══ DATA EXCERPTS

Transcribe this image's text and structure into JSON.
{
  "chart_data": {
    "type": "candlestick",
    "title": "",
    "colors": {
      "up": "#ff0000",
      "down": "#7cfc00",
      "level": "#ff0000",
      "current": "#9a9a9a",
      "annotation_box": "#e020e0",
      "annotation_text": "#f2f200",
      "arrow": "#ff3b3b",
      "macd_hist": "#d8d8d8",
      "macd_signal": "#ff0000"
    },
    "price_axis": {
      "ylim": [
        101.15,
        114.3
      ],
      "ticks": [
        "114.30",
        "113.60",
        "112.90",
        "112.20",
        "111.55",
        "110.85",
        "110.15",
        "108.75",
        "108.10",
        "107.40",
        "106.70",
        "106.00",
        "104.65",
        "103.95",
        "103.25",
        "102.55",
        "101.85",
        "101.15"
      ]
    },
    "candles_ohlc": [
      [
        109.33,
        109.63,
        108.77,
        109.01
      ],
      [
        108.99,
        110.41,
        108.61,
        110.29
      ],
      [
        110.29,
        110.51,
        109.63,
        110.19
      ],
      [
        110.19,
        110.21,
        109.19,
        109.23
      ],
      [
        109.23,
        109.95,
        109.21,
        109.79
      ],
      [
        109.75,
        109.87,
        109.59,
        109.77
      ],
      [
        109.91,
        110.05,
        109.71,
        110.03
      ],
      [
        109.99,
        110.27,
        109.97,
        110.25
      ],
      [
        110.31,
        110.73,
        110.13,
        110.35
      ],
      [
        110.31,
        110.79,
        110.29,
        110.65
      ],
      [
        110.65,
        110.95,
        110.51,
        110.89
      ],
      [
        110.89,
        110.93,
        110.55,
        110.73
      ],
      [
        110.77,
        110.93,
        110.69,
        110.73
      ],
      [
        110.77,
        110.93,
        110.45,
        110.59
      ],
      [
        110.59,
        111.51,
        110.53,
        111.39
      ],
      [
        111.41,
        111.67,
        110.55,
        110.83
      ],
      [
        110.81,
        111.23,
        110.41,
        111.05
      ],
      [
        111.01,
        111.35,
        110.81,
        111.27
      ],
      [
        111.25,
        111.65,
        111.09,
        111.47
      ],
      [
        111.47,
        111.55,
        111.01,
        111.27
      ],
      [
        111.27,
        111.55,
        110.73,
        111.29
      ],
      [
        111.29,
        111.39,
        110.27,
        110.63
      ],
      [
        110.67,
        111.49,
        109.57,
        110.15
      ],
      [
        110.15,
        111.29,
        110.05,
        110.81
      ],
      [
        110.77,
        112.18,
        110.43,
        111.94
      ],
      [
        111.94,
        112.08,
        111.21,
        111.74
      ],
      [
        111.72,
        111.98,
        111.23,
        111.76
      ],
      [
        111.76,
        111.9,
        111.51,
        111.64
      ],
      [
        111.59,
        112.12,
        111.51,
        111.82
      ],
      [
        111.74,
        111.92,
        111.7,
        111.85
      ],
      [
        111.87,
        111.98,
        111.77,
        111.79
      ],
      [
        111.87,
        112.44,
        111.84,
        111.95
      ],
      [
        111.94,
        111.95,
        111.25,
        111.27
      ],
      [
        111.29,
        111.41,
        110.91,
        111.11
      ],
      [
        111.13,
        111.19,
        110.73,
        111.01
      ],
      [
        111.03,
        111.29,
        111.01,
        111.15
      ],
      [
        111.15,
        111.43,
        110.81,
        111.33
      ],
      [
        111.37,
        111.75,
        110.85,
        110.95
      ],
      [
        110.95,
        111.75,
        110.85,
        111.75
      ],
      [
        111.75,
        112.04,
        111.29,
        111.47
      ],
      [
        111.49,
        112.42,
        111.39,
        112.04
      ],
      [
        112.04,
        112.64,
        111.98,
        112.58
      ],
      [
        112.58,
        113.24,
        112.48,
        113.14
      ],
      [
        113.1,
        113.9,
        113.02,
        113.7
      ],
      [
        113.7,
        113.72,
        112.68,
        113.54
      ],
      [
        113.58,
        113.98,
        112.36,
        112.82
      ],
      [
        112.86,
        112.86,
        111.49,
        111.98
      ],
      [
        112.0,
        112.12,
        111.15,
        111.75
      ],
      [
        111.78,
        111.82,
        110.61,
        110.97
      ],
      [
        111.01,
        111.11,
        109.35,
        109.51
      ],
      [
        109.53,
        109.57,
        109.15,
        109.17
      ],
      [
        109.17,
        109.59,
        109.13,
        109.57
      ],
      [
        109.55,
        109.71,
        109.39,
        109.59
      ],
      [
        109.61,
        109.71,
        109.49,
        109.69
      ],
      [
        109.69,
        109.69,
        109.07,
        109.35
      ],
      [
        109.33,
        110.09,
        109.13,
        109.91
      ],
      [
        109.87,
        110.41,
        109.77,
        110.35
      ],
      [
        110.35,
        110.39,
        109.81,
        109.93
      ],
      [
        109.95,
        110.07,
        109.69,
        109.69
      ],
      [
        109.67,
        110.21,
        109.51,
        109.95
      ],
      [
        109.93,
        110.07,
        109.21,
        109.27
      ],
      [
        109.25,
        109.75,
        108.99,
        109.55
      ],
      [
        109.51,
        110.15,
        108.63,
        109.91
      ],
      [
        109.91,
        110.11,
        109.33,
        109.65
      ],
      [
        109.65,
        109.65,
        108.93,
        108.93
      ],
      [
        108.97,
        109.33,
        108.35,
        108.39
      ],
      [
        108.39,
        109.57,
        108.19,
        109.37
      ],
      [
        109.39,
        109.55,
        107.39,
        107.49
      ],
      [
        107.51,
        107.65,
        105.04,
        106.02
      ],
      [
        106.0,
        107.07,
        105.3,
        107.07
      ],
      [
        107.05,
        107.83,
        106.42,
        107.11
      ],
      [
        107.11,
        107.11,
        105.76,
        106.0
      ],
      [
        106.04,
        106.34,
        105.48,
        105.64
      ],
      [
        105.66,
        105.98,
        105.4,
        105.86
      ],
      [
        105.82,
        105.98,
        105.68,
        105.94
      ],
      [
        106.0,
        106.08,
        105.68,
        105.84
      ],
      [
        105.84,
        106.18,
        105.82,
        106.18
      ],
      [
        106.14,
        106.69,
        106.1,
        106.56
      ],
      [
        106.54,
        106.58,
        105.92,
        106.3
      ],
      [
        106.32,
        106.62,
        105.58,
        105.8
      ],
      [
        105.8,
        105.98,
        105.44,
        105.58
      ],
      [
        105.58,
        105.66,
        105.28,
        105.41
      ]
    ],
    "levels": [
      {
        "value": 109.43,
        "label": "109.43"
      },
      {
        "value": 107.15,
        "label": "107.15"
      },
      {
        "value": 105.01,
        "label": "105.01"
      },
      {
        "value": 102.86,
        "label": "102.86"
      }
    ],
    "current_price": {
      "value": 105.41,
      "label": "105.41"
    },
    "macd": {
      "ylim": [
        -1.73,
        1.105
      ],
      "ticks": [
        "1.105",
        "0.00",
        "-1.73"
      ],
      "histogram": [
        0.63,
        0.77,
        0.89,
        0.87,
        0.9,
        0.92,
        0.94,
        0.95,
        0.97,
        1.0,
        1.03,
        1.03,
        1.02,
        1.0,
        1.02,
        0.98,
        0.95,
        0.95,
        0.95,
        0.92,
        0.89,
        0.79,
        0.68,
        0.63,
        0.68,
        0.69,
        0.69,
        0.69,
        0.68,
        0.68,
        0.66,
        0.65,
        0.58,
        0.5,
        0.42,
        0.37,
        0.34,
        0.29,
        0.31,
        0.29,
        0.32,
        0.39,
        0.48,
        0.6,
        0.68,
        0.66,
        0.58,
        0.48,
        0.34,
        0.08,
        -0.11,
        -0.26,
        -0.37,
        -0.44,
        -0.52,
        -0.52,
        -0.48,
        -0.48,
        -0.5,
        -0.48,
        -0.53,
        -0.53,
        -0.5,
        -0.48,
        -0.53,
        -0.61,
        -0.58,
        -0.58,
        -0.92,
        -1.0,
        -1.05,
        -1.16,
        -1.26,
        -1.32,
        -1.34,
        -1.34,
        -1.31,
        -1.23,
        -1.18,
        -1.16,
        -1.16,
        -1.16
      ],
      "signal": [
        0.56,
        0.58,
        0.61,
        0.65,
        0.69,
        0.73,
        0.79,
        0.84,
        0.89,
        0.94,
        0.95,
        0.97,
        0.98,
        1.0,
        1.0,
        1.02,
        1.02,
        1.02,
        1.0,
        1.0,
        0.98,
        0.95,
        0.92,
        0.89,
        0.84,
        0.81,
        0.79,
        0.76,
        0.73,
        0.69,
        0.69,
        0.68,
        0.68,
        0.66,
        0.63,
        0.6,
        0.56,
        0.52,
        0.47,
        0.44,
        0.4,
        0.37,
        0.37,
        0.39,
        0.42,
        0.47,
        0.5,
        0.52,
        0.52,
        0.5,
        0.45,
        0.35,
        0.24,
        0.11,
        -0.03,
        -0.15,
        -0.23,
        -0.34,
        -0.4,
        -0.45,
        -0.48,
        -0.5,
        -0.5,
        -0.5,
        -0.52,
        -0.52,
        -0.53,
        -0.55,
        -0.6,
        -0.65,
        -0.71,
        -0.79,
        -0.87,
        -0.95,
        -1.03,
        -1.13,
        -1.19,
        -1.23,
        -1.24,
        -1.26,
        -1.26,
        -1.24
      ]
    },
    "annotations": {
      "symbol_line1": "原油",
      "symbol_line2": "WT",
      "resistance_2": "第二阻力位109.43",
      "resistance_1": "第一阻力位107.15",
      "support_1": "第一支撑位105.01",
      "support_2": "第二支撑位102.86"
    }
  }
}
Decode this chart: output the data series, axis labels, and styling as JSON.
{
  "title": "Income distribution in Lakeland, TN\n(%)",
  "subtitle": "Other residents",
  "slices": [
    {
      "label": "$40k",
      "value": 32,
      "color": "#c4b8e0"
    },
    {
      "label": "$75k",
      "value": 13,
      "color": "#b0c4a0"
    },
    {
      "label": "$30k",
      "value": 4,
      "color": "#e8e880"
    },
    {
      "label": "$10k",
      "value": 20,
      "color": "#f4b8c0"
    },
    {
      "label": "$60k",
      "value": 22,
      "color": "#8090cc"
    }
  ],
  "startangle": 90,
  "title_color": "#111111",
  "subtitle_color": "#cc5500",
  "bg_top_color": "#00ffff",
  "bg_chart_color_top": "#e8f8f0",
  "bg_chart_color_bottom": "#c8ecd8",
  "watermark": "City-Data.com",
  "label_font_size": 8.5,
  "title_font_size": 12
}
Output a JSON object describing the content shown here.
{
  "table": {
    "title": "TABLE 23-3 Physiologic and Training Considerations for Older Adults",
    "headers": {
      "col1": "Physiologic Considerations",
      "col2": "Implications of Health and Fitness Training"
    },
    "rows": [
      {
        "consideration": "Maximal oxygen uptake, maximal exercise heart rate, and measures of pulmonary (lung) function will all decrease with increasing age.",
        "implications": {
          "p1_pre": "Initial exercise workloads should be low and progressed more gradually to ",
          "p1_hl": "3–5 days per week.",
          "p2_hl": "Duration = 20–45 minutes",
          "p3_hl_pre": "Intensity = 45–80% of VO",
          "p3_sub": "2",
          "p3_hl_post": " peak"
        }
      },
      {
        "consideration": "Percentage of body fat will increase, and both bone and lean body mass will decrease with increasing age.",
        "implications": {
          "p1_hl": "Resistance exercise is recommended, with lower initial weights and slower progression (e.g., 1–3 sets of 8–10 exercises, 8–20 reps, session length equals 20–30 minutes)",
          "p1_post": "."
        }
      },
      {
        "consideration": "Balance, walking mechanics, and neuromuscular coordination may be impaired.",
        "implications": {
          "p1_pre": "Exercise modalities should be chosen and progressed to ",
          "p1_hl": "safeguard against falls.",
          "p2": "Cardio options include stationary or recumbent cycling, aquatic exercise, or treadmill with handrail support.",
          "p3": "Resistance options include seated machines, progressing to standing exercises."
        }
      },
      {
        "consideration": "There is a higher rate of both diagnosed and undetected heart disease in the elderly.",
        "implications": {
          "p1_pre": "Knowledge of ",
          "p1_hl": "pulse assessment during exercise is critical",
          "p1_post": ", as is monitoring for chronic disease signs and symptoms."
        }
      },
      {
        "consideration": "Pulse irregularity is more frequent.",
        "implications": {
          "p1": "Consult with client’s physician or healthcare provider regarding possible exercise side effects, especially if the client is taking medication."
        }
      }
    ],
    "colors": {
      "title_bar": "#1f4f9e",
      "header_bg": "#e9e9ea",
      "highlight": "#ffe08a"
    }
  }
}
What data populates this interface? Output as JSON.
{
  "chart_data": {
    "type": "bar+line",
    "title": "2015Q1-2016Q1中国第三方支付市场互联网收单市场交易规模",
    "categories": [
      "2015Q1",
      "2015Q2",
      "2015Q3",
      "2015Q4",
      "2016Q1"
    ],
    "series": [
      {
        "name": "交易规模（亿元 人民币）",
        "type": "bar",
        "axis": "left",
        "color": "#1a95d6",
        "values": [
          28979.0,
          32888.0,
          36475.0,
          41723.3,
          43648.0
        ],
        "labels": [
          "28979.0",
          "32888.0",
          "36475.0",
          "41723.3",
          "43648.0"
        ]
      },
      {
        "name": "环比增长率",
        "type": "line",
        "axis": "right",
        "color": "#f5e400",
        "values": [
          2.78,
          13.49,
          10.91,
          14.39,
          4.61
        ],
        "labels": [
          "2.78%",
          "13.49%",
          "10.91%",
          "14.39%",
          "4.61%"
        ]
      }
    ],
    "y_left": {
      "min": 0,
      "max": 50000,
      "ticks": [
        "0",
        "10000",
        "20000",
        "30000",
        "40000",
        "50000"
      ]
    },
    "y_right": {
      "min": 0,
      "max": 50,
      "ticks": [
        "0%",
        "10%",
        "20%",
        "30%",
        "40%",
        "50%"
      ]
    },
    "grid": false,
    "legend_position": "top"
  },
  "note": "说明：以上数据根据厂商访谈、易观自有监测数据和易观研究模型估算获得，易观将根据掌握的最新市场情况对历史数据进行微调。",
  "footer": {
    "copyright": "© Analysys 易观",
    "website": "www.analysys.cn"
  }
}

════

• **WHAT IS EXPECTED**: Find each line with the string "rate" and copy it out.

• **SOLUTION TO THIS PROBLEM**:
        "consideration": "Maximal oxygen uptake, maximal exercise heart rate, and measures of pulmonary (lung) function will all decrease with increasing age.",
        "consideration": "There is a higher rate of both diagnosed and undetected heart disease in the elderly.",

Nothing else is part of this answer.